Recorded data:
☆ ☆ ☆

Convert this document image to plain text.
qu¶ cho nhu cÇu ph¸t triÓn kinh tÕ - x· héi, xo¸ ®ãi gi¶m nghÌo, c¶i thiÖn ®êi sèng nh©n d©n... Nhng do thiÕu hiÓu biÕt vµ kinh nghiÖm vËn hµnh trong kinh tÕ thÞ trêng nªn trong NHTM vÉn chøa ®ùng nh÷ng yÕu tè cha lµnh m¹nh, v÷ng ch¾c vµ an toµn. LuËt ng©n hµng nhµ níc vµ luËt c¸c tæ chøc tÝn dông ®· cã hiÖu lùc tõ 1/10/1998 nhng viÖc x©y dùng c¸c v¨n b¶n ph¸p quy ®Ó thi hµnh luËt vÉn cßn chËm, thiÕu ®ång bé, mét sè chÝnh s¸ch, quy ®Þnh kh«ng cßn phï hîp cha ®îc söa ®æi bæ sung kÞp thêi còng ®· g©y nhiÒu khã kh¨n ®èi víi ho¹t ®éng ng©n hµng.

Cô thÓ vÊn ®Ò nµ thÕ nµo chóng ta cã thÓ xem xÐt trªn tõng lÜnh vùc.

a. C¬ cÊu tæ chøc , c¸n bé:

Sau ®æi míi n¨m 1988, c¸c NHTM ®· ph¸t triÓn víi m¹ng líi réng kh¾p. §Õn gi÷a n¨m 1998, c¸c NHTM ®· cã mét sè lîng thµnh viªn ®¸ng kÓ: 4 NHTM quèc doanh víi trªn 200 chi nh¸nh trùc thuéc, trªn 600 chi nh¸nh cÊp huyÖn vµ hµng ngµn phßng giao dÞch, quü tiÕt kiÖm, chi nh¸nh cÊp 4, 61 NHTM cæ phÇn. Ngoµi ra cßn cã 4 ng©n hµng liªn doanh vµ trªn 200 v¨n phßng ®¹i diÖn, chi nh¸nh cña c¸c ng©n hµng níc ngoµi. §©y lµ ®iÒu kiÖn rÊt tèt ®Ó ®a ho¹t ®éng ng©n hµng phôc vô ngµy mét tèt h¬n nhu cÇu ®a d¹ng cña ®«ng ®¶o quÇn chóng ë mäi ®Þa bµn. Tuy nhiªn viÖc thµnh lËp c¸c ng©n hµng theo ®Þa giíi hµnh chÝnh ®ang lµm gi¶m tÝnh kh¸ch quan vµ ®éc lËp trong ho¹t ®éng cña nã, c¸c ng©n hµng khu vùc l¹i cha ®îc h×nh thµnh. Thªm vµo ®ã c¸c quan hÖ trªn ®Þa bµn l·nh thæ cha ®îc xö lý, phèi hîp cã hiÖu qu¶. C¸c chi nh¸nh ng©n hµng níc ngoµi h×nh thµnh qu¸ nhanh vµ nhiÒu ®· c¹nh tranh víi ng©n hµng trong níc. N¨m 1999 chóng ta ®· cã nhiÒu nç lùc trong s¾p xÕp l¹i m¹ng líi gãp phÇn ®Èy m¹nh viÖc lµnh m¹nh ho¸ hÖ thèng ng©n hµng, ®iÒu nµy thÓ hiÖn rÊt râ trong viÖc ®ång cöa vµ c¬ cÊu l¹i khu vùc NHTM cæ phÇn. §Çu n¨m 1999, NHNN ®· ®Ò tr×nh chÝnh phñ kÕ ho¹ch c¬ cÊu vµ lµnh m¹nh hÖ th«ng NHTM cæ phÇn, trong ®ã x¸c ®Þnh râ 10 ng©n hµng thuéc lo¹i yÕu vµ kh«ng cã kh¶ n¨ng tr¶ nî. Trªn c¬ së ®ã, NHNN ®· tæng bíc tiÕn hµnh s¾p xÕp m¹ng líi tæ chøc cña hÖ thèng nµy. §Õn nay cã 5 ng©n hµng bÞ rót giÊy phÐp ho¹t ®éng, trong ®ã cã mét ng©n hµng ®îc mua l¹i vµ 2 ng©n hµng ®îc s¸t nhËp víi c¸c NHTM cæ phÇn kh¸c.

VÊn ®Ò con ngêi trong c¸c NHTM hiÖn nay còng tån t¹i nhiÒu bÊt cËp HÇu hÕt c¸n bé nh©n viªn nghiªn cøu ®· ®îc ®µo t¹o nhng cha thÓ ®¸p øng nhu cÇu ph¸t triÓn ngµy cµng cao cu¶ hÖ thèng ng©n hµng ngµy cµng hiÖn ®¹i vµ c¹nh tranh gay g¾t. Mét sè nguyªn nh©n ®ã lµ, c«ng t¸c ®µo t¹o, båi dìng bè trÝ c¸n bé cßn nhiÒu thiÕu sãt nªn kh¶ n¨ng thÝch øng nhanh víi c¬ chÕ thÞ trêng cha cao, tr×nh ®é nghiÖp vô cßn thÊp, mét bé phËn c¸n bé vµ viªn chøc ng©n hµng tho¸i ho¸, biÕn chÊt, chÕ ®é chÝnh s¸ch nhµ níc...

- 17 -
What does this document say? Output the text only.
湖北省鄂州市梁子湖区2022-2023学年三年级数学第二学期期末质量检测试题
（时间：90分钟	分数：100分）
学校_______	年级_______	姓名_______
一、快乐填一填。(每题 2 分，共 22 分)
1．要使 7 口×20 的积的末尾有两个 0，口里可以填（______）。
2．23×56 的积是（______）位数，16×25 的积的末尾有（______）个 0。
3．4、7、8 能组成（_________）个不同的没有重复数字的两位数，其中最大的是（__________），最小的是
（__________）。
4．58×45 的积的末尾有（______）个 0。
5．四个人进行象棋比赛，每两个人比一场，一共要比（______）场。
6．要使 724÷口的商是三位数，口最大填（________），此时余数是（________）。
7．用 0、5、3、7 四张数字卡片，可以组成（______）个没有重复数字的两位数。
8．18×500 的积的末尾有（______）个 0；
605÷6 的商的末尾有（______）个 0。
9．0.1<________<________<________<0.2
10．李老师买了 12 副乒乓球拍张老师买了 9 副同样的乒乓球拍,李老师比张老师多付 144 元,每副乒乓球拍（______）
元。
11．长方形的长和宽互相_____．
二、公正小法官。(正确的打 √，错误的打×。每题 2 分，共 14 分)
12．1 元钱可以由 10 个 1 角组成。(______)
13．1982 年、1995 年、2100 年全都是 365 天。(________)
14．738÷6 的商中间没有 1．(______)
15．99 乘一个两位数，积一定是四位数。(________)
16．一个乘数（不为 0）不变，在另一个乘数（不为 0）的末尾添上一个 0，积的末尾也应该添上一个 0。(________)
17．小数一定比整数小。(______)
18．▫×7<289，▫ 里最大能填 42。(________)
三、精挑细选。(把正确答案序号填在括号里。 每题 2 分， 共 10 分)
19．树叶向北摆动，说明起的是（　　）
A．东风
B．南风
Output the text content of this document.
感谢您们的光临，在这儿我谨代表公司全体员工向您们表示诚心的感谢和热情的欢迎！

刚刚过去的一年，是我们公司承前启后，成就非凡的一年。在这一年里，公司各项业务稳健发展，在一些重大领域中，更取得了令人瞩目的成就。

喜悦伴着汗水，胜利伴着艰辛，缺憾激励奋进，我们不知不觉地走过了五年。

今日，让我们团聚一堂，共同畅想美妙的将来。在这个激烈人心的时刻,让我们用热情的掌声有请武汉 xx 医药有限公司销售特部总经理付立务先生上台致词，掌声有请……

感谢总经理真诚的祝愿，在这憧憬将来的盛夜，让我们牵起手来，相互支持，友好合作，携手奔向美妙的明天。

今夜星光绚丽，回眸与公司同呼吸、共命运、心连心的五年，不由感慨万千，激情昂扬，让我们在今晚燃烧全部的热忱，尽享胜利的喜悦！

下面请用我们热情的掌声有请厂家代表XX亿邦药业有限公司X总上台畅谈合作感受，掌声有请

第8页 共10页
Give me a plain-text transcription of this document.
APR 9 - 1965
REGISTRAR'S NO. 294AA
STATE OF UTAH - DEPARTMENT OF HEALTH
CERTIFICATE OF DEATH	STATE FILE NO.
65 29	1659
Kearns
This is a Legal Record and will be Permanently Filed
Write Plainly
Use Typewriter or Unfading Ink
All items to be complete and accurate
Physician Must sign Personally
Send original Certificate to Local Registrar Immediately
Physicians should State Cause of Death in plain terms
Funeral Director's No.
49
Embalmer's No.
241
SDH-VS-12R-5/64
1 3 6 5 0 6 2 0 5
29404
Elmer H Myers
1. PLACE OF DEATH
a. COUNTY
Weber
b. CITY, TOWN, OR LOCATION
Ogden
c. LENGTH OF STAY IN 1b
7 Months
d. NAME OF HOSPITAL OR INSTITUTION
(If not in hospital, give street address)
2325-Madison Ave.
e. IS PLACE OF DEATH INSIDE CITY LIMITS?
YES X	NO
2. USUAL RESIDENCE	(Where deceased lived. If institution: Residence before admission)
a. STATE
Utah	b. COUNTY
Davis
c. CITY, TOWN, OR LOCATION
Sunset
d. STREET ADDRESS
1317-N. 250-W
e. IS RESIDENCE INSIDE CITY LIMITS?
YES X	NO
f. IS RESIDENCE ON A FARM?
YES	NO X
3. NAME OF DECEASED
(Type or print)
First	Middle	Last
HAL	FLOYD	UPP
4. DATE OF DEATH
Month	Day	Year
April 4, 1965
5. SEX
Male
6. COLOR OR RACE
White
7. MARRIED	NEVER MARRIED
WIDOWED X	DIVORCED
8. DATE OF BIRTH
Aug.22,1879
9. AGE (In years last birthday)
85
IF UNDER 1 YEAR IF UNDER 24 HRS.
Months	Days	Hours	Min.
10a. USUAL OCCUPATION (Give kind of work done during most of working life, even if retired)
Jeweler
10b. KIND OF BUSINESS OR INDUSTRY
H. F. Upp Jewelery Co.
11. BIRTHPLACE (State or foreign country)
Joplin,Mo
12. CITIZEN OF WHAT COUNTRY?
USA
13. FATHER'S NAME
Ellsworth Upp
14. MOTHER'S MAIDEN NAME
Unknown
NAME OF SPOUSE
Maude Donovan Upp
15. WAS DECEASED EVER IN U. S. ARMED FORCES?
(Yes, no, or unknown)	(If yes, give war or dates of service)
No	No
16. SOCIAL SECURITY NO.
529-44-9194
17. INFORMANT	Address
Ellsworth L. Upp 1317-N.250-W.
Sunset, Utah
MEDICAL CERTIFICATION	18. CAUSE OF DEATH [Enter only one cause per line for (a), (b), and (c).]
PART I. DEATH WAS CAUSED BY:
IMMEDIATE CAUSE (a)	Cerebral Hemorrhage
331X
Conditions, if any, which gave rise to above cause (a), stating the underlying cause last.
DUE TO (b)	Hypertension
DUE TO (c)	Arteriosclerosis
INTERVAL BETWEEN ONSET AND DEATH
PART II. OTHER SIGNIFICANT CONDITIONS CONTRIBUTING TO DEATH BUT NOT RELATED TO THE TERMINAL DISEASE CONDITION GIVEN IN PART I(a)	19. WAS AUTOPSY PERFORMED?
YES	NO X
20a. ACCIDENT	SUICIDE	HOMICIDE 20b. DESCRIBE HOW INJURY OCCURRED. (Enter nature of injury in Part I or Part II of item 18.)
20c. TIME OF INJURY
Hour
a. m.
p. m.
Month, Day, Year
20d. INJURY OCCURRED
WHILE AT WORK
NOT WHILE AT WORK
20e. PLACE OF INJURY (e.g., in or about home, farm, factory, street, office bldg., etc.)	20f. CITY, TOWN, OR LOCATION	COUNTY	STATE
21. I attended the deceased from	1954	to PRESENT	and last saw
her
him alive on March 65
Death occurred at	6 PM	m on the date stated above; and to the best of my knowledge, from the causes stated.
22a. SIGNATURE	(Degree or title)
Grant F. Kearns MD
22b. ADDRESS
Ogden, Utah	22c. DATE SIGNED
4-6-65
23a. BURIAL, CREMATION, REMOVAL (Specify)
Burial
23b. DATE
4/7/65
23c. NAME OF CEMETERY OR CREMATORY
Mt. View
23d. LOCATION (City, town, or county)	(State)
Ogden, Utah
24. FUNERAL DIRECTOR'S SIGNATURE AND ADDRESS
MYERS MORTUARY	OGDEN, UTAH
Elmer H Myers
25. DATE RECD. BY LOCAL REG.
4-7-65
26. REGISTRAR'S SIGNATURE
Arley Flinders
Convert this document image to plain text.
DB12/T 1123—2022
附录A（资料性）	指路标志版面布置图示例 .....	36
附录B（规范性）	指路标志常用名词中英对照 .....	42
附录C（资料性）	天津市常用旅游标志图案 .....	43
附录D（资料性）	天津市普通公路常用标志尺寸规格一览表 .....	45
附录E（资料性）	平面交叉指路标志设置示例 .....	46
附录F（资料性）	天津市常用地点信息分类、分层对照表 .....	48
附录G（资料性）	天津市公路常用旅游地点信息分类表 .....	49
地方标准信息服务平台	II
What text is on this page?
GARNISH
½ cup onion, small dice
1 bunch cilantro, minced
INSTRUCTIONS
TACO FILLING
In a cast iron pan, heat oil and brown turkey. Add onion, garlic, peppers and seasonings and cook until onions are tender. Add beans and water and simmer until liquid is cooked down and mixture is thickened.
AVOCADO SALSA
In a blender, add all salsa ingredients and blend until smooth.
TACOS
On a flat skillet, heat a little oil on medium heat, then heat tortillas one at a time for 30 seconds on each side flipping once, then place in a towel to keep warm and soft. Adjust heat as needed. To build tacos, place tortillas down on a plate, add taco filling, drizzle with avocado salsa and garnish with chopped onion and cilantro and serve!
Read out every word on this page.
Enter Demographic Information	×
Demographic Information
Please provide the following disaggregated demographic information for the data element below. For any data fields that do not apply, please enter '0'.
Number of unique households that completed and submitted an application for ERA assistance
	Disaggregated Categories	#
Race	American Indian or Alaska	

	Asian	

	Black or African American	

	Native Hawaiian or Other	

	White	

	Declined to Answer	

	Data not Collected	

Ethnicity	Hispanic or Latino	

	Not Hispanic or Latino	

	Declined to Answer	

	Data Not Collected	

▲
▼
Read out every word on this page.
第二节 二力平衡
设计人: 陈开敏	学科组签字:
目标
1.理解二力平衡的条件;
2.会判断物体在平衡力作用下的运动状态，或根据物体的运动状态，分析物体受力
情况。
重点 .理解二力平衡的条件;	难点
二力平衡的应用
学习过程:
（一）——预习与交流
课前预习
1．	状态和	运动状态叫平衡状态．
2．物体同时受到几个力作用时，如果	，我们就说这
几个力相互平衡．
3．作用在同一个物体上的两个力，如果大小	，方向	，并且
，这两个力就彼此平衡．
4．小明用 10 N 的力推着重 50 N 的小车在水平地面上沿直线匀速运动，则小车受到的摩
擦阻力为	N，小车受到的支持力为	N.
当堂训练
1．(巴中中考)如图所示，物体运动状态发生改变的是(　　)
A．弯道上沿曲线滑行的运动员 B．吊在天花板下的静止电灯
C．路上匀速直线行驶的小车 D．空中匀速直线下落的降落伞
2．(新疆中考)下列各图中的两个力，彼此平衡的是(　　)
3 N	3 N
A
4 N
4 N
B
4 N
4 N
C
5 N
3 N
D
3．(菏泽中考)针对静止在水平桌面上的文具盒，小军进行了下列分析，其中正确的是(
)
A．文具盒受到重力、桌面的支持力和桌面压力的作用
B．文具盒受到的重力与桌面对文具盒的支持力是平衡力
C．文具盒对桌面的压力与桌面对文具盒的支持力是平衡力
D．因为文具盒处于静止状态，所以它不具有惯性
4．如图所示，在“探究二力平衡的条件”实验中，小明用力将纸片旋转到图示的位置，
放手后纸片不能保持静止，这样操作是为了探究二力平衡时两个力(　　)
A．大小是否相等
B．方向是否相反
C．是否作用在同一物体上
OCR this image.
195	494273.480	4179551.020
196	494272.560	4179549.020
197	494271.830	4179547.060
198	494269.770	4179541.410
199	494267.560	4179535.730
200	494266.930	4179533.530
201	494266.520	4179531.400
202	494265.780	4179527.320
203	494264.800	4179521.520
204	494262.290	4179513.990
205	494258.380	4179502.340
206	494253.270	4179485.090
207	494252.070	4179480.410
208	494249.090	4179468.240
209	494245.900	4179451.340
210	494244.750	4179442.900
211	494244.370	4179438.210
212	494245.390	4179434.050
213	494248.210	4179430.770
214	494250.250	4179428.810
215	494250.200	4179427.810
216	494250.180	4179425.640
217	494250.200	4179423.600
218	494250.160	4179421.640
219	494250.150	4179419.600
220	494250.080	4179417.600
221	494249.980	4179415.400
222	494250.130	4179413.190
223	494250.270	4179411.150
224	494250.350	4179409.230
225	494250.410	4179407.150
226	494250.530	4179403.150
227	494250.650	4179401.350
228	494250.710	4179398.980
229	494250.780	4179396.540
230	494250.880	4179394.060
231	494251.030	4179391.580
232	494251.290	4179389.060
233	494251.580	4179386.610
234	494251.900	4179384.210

☆ ☆ ☆

YOUR GOAL: Quote every line from the line containing "OCR this image." through the closing line of the listing, including both.

FINISHED ANSWER:
OCR this image.
195	494273.480	4179551.020
196	494272.560	4179549.020
197	494271.830	4179547.060
198	494269.770	4179541.410
199	494267.560	4179535.730
200	494266.930	4179533.530
201	494266.520	4179531.400
202	494265.780	4179527.320
203	494264.800	4179521.520
204	494262.290	4179513.990
205	494258.380	4179502.340
206	494253.270	4179485.090
207	494252.070	4179480.410
208	494249.090	4179468.240
209	494245.900	4179451.340
210	494244.750	4179442.900
211	494244.370	4179438.210
212	494245.390	4179434.050
213	494248.210	4179430.770
214	494250.250	4179428.810
215	494250.200	4179427.810
216	494250.180	4179425.640
217	494250.200	4179423.600
218	494250.160	4179421.640
219	494250.150	4179419.600
220	494250.080	4179417.600
221	494249.980	4179415.400
222	494250.130	4179413.190
223	494250.270	4179411.150
224	494250.350	4179409.230
225	494250.410	4179407.150
226	494250.530	4179403.150
227	494250.650	4179401.350
228	494250.710	4179398.980
229	494250.780	4179396.540
230	494250.880	4179394.060
231	494251.030	4179391.580
232	494251.290	4179389.060
233	494251.580	4179386.610
234	494251.900	4179384.210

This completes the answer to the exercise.